AIM OF THE TASK: Your task is to copy the listing exactly. Drop any pictures from the copy.

SUPPLIED DATA:
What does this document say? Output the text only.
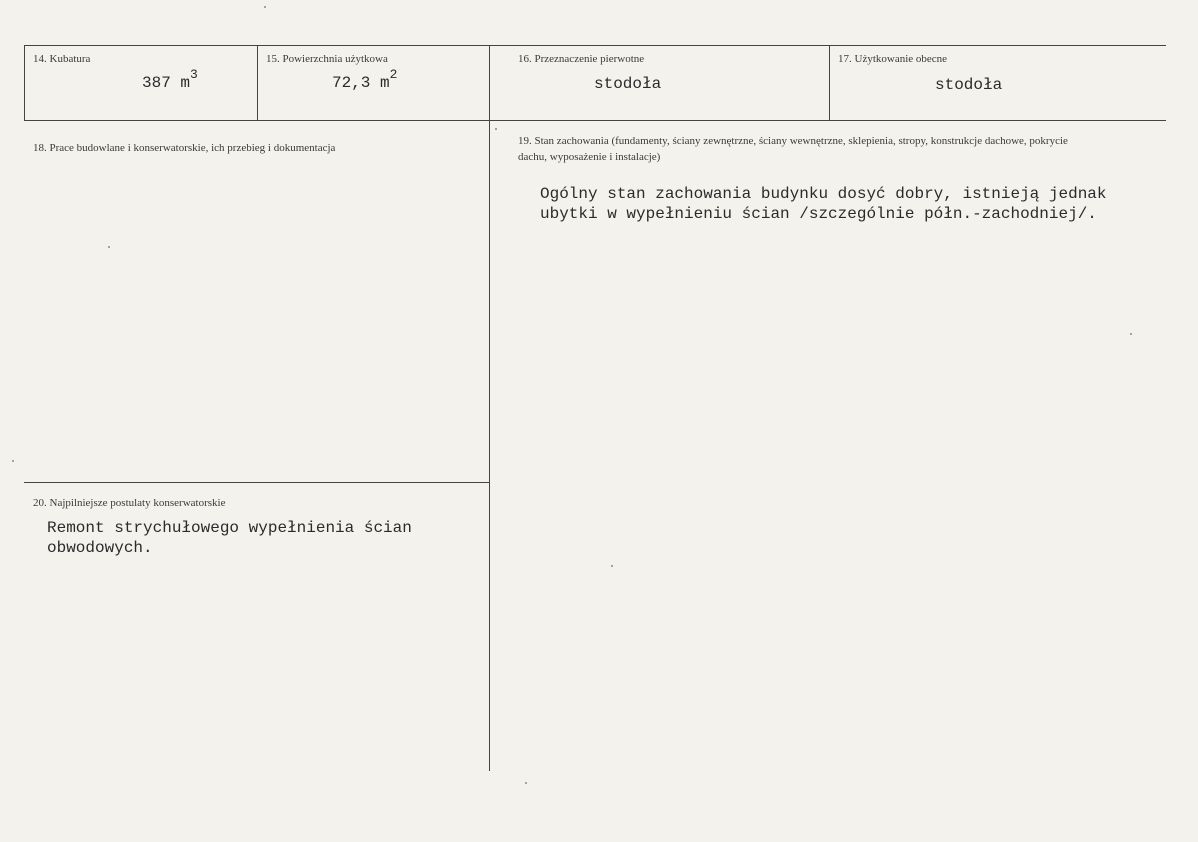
14. Kubatura
387 $m^3$
15. Powierzchnia użytkowa
72,3 $m^2$
16. Przeznaczenie pierwotne
stodoła
17. Użytkowanie obecne
stodoła
18. Prace budowlane i konserwatorskie, ich przebieg i dokumentacja
19. Stan zachowania (fundamenty, ściany zewnętrzne, ściany wewnętrzne, sklepienia, stropy, konstrukcje dachowe, pokrycie dachu, wyposażenie i instalacje)
Ogólny stan zachowania budynku dosyć dobry, istnieją jednak
ubytki w wypełnieniu ścian /szczególnie półn.-zachodniej/.
20. Najpilniejsze postulaty konserwatorskie
Remont strychułowego wypełnienia ścian
obwodowych.
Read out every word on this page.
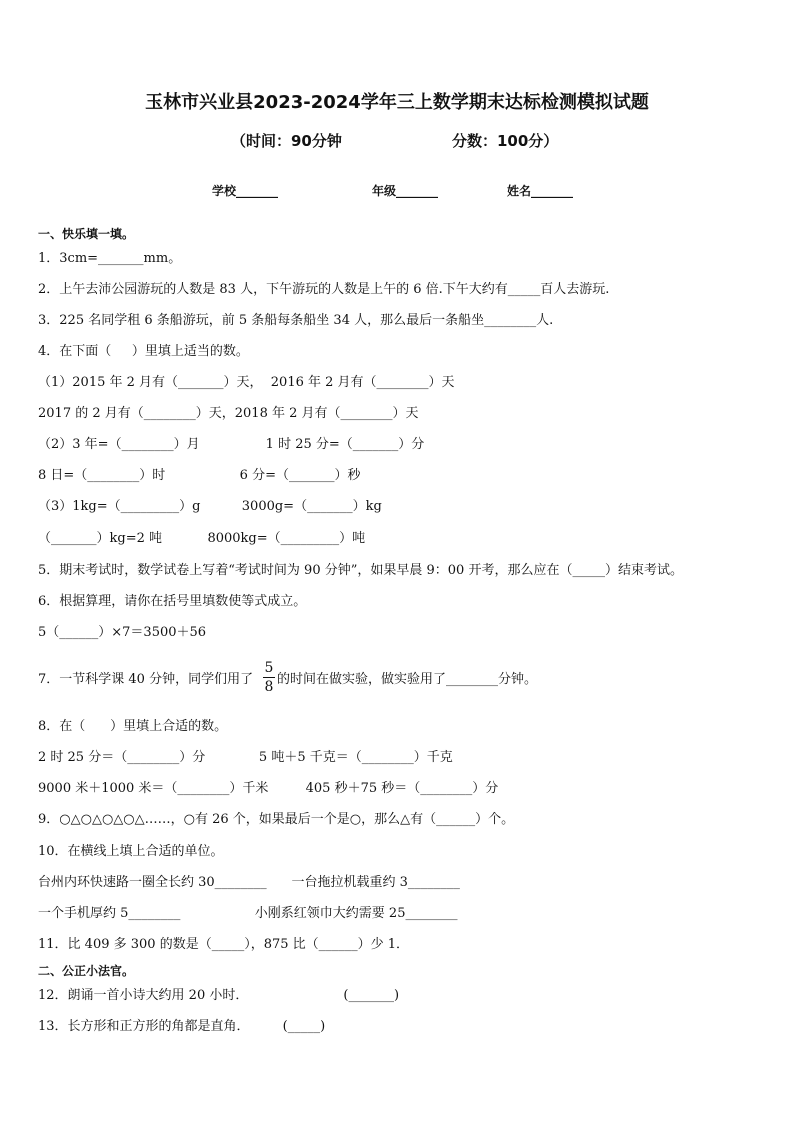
玉林市兴业县2023-2024学年三上数学期末达标检测模拟试题
（时间：90分钟	分数：100分）
学校_______	年级_______	姓名_______
一、快乐填一填。
1．3cm=_______mm。
2．上午去沛公园游玩的人数是 83 人，下午游玩的人数是上午的 6 倍.下午大约有_____百人去游玩.
3．225 名同学租 6 条船游玩，前 5 条船每条船坐 34 人，那么最后一条船坐________人.
4．在下面（     ）里填上适当的数。
（1）2015 年 2 月有（_______）天，  2016 年 2 月有（________）天
2017 的 2 月有（________）天，2018 年 2 月有（________）天
（2）3 年=（________）月                1 时 25 分=（_______）分
8 日=（________）时                  6 分=（_______）秒
（3）1kg=（_________）g          3000g=（_______）kg
（_______）kg=2 吨           8000kg=（_________）吨
5．期末考试时，数学试卷上写着“考试时间为 90 分钟”，如果早晨 9：00 开考，那么应在（_____）结束考试。
6．根据算理，请你在括号里填数使等式成立。
5（______）×7＝3500＋56
7．一节科学课 40 分钟，同学们用了
5
8 的时间在做实验，做实验用了________分钟。
8．在（      ）里填上合适的数。
2 时 25 分＝（________）分             5 吨＋5 千克＝（________）千克
9000 米＋1000 米＝（________）千米         405 秒＋75 秒＝（________）分
9．○△○△○△○△……，○有 26 个，如果最后一个是○，那么△有（______）个。
10．在横线上填上合适的单位。
台州内环快速路一圈全长约 30________      一台拖拉机载重约 3________
一个手机厚约 5________                  小刚系红领巾大约需要 25________
11．比 409 多 300 的数是（_____），875 比（______）少 1．
二、公正小法官。
12．朗诵一首小诗大约用 20 小时．                       (_______)
13．长方形和正方形的角都是直角．        (_____)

RESULT:
What does this document say? Output the text only.
14. Kubatura
387 $m^3$
15. Powierzchnia użytkowa
72,3 $m^2$
16. Przeznaczenie pierwotne
stodoła
17. Użytkowanie obecne
stodoła
18. Prace budowlane i konserwatorskie, ich przebieg i dokumentacja
19. Stan zachowania (fundamenty, ściany zewnętrzne, ściany wewnętrzne, sklepienia, stropy, konstrukcje dachowe, pokrycie dachu, wyposażenie i instalacje)
Ogólny stan zachowania budynku dosyć dobry, istnieją jednak
ubytki w wypełnieniu ścian /szczególnie półn.-zachodniej/.
20. Najpilniejsze postulaty konserwatorskie
Remont strychułowego wypełnienia ścian
obwodowych.
Read out every word on this page.
玉林市兴业县2023-2024学年三上数学期末达标检测模拟试题
（时间：90分钟	分数：100分）
学校_______	年级_______	姓名_______
一、快乐填一填。
1．3cm=_______mm。
2．上午去沛公园游玩的人数是 83 人，下午游玩的人数是上午的 6 倍.下午大约有_____百人去游玩.
3．225 名同学租 6 条船游玩，前 5 条船每条船坐 34 人，那么最后一条船坐________人.
4．在下面（     ）里填上适当的数。
（1）2015 年 2 月有（_______）天，  2016 年 2 月有（________）天
2017 的 2 月有（________）天，2018 年 2 月有（________）天
（2）3 年=（________）月                1 时 25 分=（_______）分
8 日=（________）时                  6 分=（_______）秒
（3）1kg=（_________）g          3000g=（_______）kg
（_______）kg=2 吨           8000kg=（_________）吨
5．期末考试时，数学试卷上写着“考试时间为 90 分钟”，如果早晨 9：00 开考，那么应在（_____）结束考试。
6．根据算理，请你在括号里填数使等式成立。
5（______）×7＝3500＋56
7．一节科学课 40 分钟，同学们用了
5
8 的时间在做实验，做实验用了________分钟。
8．在（      ）里填上合适的数。
2 时 25 分＝（________）分             5 吨＋5 千克＝（________）千克
9000 米＋1000 米＝（________）千米         405 秒＋75 秒＝（________）分
9．○△○△○△○△……，○有 26 个，如果最后一个是○，那么△有（______）个。
10．在横线上填上合适的单位。
台州内环快速路一圈全长约 30________      一台拖拉机载重约 3________
一个手机厚约 5________                  小刚系红领巾大约需要 25________
11．比 409 多 300 的数是（_____），875 比（______）少 1．
二、公正小法官。
12．朗诵一首小诗大约用 20 小时．                       (_______)
13．长方形和正方形的角都是直角．        (_____)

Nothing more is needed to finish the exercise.